— Goal of the exercise —
All records must be quoted exactly. Omit the pictures.

— Recorded information —

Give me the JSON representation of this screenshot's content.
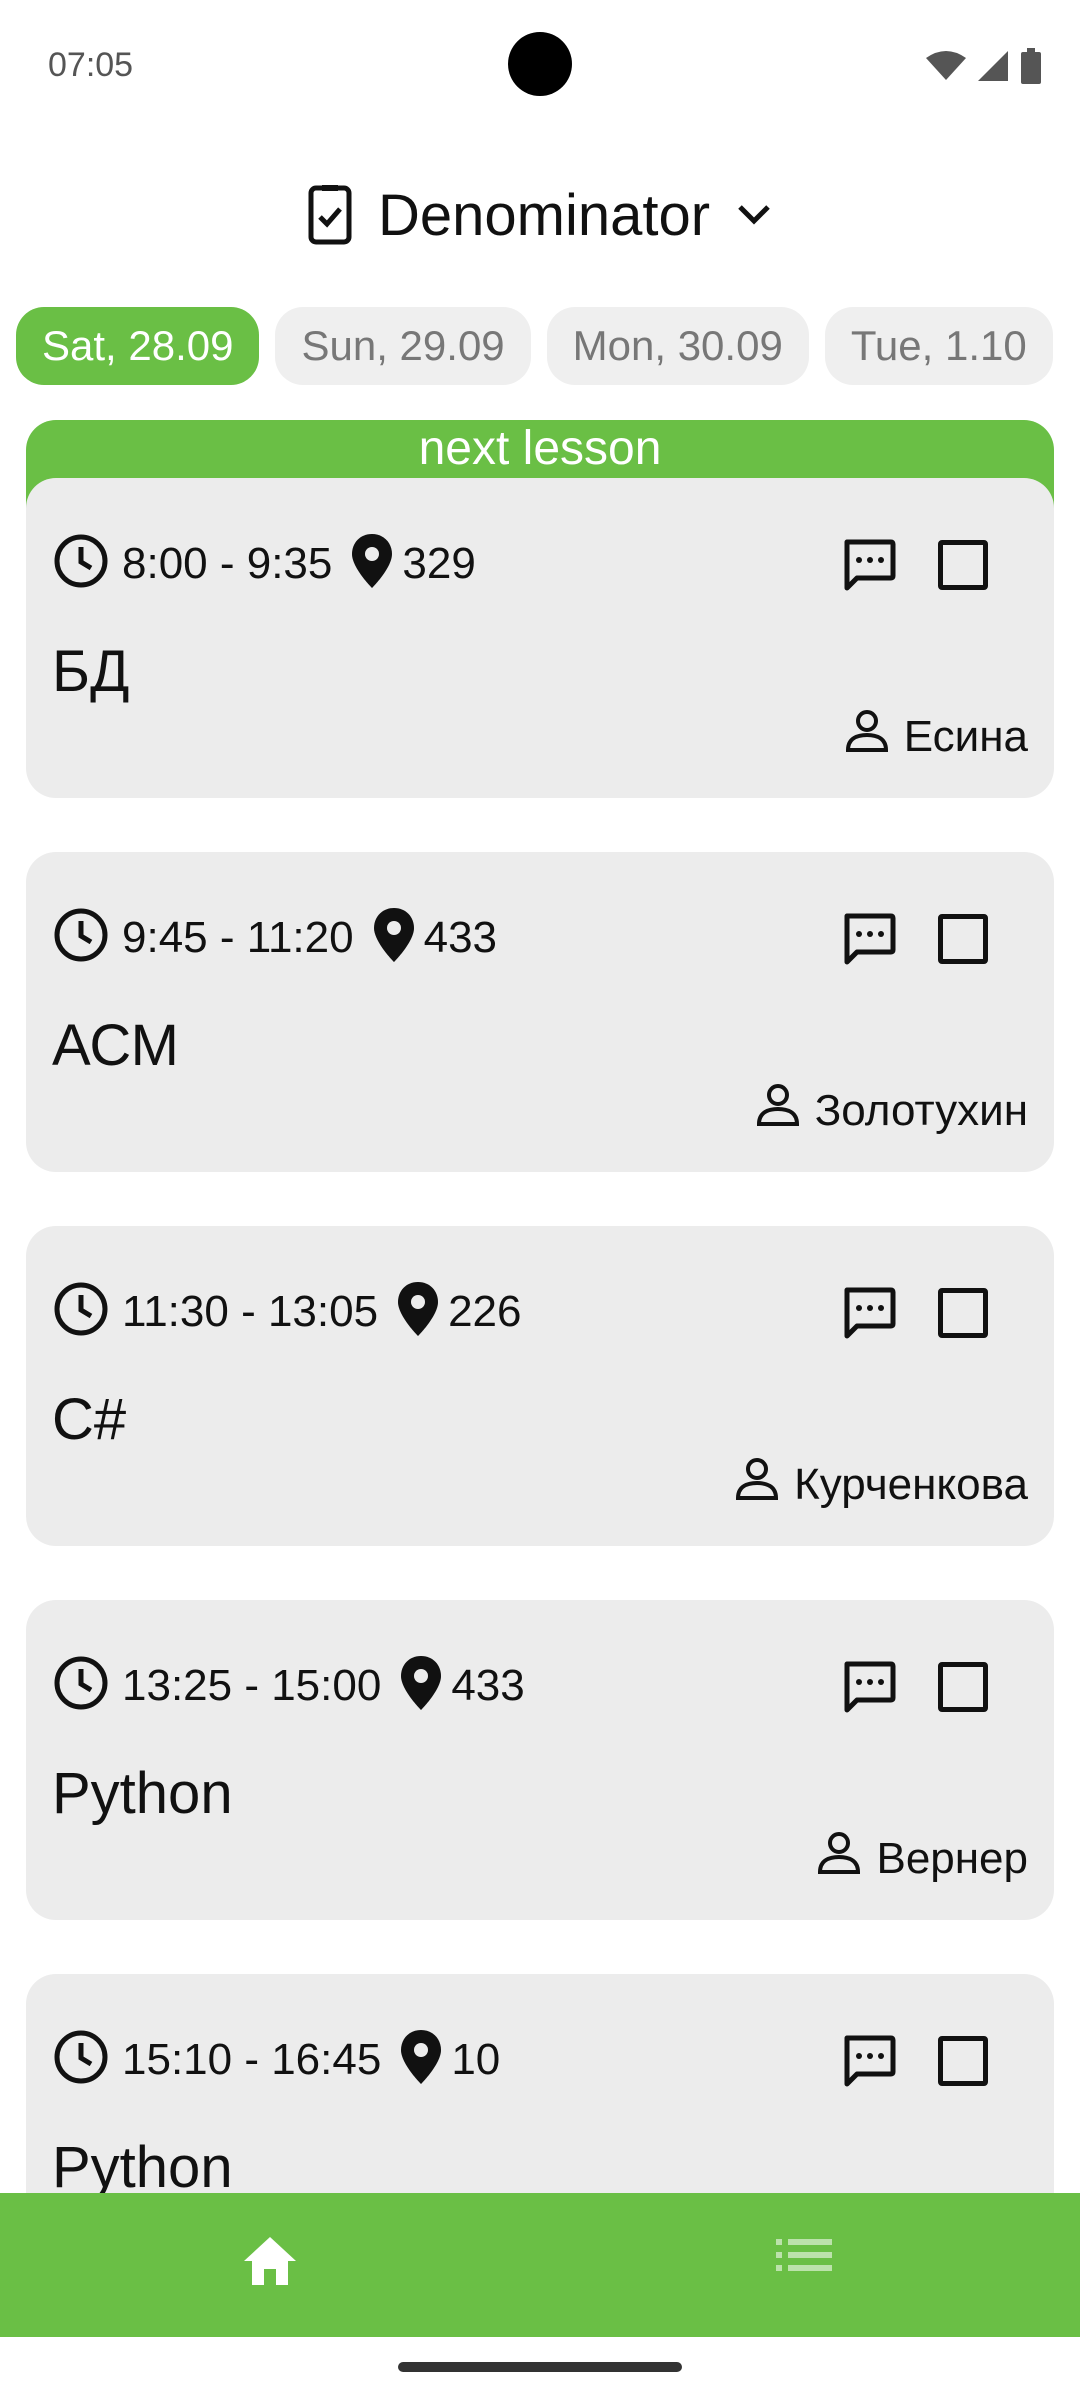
{
  "status": {
    "time": "07:05"
  },
  "header": {
    "title": "Denominator"
  },
  "days": [
    {
      "label": "Sat, 28.09",
      "active": true
    },
    {
      "label": "Sun, 29.09",
      "active": false
    },
    {
      "label": "Mon, 30.09",
      "active": false
    },
    {
      "label": "Tue, 1.10",
      "active": false
    }
  ],
  "next_banner": {
    "label": "next lesson"
  },
  "lessons": [
    {
      "time": "8:00 - 9:35",
      "room": "329",
      "subject": "БД",
      "teacher": "Есина"
    },
    {
      "time": "9:45 - 11:20",
      "room": "433",
      "subject": "АСМ",
      "teacher": "Золотухин"
    },
    {
      "time": "11:30 - 13:05",
      "room": "226",
      "subject": "C#",
      "teacher": "Курченкова"
    },
    {
      "time": "13:25 - 15:00",
      "room": "433",
      "subject": "Python",
      "teacher": "Вернер"
    },
    {
      "time": "15:10 - 16:45",
      "room": "10",
      "subject": "Python",
      "teacher": ""
    }
  ],
  "colors": {
    "accent": "#6abf45",
    "card": "#ececec",
    "chip": "#efefef"
  },
  "icons": {
    "header_left": "phone-check-icon",
    "header_right": "chevron-down-icon",
    "time": "clock-icon",
    "room": "location-pin-icon",
    "teacher": "person-icon",
    "note": "message-icon",
    "check": "checkbox-icon",
    "nav_home": "home-icon",
    "nav_list": "list-icon"
  }
}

— Answer to this exercise —
Give me the JSON representation of this screenshot's content.
{
  "status": {
    "time": "07:05"
  },
  "header": {
    "title": "Denominator"
  },
  "days": [
    {
      "label": "Sat, 28.09",
      "active": true
    },
    {
      "label": "Sun, 29.09",
      "active": false
    },
    {
      "label": "Mon, 30.09",
      "active": false
    },
    {
      "label": "Tue, 1.10",
      "active": false
    }
  ],
  "next_banner": {
    "label": "next lesson"
  },
  "lessons": [
    {
      "time": "8:00 - 9:35",
      "room": "329",
      "subject": "БД",
      "teacher": "Есина"
    },
    {
      "time": "9:45 - 11:20",
      "room": "433",
      "subject": "АСМ",
      "teacher": "Золотухин"
    },
    {
      "time": "11:30 - 13:05",
      "room": "226",
      "subject": "C#",
      "teacher": "Курченкова"
    },
    {
      "time": "13:25 - 15:00",
      "room": "433",
      "subject": "Python",
      "teacher": "Вернер"
    },
    {
      "time": "15:10 - 16:45",
      "room": "10",
      "subject": "Python",
      "teacher": ""
    }
  ],
  "colors": {
    "accent": "#6abf45",
    "card": "#ececec",
    "chip": "#efefef"
  },
  "icons": {
    "header_left": "phone-check-icon",
    "header_right": "chevron-down-icon",
    "time": "clock-icon",
    "room": "location-pin-icon",
    "teacher": "person-icon",
    "note": "message-icon",
    "check": "checkbox-icon",
    "nav_home": "home-icon",
    "nav_list": "list-icon"
  }
}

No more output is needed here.